Count the lines that hold the string "screenshot". Reply with the number alone.

Start of DATA FOR THE TASK

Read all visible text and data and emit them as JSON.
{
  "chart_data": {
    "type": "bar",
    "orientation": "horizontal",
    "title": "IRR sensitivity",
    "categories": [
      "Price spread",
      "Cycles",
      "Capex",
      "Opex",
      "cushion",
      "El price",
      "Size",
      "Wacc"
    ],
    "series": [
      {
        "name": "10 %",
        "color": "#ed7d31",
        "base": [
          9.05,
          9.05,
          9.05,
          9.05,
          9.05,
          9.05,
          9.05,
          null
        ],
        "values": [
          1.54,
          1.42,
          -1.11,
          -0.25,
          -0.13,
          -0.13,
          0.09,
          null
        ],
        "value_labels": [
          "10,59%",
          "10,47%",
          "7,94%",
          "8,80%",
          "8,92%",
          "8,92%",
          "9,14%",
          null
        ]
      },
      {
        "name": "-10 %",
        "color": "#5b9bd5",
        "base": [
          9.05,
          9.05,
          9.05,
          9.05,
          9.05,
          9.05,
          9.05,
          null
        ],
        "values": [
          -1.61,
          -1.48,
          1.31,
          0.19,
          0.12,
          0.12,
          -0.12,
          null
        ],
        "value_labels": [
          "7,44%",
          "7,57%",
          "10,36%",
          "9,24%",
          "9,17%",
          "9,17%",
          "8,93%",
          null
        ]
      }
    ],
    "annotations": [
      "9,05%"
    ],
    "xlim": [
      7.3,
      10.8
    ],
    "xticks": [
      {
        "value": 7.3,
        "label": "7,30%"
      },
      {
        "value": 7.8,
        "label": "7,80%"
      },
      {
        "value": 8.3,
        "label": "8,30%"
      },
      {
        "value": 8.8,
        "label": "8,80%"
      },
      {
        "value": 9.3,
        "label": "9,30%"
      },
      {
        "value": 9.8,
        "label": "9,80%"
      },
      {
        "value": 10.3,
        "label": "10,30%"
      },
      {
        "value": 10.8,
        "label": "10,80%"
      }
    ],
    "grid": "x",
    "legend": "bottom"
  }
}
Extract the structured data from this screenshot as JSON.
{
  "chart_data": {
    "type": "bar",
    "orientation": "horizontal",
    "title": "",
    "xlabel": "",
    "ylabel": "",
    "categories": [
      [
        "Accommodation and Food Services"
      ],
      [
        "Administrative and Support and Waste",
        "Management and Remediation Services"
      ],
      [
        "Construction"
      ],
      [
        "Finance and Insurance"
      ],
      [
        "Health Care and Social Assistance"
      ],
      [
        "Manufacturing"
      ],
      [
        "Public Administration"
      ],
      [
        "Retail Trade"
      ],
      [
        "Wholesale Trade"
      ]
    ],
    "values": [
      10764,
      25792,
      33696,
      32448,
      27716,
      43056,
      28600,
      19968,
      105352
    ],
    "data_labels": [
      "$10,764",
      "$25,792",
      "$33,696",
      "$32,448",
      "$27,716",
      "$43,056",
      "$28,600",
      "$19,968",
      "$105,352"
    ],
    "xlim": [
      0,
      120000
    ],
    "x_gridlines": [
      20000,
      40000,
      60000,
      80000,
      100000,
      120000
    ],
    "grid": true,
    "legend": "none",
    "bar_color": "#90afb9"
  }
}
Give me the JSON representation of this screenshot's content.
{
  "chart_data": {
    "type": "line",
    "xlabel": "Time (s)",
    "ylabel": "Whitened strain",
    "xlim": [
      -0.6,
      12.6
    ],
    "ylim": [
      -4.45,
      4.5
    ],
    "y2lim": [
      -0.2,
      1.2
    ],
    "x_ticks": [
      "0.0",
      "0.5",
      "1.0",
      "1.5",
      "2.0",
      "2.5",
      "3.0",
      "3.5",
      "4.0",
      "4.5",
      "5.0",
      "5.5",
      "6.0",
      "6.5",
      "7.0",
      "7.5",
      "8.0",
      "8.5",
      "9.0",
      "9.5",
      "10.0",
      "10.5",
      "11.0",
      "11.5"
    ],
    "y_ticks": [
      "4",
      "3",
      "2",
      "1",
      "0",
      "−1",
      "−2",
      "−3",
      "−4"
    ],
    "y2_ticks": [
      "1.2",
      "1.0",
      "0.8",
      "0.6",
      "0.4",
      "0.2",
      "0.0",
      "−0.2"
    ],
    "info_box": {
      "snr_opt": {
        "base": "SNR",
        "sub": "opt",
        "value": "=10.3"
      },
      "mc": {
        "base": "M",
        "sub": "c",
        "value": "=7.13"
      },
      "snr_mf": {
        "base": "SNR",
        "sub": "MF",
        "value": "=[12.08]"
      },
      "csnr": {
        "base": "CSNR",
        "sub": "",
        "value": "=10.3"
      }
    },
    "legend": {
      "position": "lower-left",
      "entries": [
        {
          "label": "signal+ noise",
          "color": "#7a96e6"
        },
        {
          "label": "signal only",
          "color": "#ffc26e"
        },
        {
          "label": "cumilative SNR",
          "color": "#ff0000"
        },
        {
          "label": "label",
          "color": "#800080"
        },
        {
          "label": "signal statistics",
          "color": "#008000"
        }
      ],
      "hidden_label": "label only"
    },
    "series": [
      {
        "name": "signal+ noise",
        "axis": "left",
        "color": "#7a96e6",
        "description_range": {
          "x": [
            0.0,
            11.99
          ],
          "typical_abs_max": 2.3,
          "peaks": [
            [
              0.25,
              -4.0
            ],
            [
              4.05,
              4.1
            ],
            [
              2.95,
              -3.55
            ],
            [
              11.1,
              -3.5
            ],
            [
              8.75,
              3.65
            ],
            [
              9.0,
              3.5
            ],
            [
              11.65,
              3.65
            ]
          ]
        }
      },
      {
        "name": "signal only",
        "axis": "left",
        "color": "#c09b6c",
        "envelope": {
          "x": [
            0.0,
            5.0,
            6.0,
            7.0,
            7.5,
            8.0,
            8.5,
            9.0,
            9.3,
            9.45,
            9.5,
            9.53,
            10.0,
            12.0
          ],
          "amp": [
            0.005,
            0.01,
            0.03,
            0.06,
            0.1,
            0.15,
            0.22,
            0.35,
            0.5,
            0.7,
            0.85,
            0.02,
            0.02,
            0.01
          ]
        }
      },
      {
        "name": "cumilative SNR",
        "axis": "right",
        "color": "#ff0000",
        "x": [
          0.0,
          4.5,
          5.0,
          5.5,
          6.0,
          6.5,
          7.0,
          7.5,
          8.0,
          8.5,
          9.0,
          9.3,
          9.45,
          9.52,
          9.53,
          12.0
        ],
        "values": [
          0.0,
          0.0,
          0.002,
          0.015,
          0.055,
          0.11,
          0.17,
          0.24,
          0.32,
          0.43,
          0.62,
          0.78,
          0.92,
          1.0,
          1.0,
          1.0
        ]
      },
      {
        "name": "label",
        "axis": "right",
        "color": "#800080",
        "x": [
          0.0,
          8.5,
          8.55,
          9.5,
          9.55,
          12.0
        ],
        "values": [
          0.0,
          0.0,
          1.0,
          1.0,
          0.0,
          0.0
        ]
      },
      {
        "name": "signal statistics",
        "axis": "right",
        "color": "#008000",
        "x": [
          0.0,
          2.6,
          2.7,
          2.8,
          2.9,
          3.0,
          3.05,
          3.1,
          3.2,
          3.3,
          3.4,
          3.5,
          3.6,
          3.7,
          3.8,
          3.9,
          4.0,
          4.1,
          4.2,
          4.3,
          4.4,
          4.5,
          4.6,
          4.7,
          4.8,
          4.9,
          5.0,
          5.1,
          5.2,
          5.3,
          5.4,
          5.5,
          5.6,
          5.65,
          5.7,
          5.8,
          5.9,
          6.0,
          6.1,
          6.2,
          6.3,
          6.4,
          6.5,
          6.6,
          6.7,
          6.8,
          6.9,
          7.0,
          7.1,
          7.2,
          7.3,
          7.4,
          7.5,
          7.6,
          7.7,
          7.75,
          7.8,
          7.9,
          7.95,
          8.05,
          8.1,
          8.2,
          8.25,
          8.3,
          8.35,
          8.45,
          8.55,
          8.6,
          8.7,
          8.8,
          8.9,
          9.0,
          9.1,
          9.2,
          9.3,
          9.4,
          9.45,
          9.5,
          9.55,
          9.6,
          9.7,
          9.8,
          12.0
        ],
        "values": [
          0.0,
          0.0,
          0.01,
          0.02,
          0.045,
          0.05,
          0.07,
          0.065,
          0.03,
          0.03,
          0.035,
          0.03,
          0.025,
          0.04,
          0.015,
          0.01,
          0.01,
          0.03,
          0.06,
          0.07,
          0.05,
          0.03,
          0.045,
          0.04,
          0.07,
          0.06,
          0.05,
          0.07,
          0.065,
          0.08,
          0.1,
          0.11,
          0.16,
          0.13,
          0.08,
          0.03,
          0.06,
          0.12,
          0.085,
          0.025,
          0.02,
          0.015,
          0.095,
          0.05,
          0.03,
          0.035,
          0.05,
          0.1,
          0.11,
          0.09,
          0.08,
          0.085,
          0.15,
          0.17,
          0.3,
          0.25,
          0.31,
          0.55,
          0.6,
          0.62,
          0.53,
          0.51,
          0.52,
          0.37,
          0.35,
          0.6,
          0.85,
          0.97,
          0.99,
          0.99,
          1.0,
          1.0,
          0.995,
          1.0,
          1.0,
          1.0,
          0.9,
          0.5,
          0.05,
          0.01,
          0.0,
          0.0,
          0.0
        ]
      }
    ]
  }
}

End of DATA FOR THE TASK

### WRITTEN RESPONSE
2